◆ **Given problem**: Copy every line that mentions the word "CLOSED".

◆ **Stored records**:
>> Start

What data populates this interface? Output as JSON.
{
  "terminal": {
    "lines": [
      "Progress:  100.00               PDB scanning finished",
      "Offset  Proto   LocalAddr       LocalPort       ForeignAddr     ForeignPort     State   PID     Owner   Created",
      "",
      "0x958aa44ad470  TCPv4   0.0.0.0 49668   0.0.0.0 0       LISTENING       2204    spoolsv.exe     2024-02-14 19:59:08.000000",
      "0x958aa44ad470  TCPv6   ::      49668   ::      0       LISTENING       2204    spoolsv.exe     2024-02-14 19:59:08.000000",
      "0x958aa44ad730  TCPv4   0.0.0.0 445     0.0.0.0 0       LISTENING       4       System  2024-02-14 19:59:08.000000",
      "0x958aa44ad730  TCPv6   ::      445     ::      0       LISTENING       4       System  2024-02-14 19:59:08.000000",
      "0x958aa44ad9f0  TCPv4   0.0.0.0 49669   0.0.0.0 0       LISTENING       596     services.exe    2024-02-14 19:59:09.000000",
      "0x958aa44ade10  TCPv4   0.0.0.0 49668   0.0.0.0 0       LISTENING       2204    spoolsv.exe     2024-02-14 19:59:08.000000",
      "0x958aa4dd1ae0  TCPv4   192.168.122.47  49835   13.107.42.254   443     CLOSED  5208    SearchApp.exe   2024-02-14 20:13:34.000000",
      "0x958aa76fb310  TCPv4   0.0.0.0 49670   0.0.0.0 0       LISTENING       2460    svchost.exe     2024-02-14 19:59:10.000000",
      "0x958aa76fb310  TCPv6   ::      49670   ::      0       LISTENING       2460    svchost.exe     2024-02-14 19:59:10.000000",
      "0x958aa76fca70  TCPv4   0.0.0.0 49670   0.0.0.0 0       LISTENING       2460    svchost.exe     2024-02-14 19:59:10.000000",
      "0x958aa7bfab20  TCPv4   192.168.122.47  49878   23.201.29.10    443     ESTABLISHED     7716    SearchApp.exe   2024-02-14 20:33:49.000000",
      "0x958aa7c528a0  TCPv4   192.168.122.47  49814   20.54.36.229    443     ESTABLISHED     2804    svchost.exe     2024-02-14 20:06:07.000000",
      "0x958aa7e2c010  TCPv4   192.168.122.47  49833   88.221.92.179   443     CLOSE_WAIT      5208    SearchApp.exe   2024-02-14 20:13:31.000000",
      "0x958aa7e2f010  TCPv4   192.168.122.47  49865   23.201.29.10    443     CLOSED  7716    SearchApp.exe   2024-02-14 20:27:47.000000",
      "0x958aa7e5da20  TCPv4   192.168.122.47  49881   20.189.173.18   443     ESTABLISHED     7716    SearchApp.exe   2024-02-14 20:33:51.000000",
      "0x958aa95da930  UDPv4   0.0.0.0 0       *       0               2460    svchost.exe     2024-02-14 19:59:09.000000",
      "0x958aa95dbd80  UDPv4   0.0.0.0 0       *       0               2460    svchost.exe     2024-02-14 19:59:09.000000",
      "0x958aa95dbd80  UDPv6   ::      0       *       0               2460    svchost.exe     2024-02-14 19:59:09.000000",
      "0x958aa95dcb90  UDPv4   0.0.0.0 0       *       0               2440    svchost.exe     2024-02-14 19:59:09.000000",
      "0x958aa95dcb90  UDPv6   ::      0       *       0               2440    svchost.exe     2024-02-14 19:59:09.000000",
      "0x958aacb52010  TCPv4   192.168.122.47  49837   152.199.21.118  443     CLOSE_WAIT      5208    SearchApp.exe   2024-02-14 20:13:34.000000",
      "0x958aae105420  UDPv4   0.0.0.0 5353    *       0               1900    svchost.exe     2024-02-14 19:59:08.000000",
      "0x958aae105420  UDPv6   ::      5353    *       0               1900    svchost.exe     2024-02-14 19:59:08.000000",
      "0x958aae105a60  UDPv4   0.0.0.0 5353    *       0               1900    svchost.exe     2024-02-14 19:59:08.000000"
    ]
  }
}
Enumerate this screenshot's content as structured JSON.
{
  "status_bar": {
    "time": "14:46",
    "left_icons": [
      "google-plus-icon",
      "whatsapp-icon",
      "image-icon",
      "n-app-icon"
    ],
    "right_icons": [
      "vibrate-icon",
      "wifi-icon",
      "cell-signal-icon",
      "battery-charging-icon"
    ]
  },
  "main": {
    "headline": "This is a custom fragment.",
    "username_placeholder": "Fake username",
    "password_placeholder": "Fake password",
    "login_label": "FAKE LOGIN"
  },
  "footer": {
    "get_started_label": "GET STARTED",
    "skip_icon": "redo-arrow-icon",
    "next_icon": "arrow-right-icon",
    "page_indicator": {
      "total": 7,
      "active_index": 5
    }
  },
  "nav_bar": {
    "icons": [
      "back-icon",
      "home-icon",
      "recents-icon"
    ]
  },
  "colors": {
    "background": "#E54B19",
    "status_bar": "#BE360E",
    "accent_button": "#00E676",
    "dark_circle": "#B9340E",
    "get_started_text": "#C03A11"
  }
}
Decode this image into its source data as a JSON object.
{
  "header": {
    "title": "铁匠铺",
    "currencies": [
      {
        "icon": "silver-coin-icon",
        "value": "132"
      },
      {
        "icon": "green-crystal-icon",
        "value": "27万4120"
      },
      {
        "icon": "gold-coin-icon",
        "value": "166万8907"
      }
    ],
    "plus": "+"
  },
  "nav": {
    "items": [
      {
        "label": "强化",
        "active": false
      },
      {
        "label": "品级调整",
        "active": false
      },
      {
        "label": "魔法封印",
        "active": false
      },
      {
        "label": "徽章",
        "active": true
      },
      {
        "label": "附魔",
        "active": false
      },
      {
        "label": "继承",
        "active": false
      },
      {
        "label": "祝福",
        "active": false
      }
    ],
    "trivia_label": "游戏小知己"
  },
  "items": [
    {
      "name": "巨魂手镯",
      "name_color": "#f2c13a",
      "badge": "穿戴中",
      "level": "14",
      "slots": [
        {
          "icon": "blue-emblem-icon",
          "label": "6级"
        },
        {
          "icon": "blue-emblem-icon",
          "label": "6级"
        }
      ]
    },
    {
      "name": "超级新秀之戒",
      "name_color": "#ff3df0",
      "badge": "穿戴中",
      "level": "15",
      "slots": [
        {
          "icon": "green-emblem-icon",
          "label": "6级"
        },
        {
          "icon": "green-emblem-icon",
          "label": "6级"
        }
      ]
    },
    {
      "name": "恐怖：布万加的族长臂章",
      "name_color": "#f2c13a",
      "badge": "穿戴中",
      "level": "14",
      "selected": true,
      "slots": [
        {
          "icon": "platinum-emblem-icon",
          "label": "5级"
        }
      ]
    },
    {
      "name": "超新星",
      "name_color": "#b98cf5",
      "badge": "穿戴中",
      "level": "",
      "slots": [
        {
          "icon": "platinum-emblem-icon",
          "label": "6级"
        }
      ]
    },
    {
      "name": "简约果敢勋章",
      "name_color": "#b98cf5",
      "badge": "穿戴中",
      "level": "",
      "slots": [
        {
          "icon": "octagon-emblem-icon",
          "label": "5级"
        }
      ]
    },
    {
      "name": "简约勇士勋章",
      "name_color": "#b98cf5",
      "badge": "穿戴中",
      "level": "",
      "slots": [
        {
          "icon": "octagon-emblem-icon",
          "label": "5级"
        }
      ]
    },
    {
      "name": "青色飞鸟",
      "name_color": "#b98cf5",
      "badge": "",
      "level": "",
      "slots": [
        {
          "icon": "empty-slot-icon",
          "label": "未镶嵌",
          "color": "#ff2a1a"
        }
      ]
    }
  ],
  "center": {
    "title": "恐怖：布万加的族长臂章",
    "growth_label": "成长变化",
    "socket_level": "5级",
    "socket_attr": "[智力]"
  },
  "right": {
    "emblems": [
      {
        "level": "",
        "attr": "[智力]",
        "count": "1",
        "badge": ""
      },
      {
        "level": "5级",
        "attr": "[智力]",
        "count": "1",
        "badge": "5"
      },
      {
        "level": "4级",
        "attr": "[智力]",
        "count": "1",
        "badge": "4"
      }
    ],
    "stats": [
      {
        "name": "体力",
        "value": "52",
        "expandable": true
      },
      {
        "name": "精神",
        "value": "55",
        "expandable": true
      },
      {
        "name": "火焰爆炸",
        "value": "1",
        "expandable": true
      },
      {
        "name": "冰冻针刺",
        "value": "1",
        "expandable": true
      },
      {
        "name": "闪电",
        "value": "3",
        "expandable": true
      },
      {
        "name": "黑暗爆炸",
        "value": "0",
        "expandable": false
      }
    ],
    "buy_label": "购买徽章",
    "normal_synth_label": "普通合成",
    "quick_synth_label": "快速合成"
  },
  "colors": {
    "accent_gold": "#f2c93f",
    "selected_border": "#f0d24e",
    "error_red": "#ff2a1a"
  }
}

>> End

◆ **Answer for the task**:
      "0x958aa4dd1ae0  TCPv4   192.168.122.47  49835   13.107.42.254   443     CLOSED  5208    SearchApp.exe   2024-02-14 20:13:34.000000",
      "0x958aa7e2f010  TCPv4   192.168.122.47  49865   23.201.29.10    443     CLOSED  7716    SearchApp.exe   2024-02-14 20:27:47.000000",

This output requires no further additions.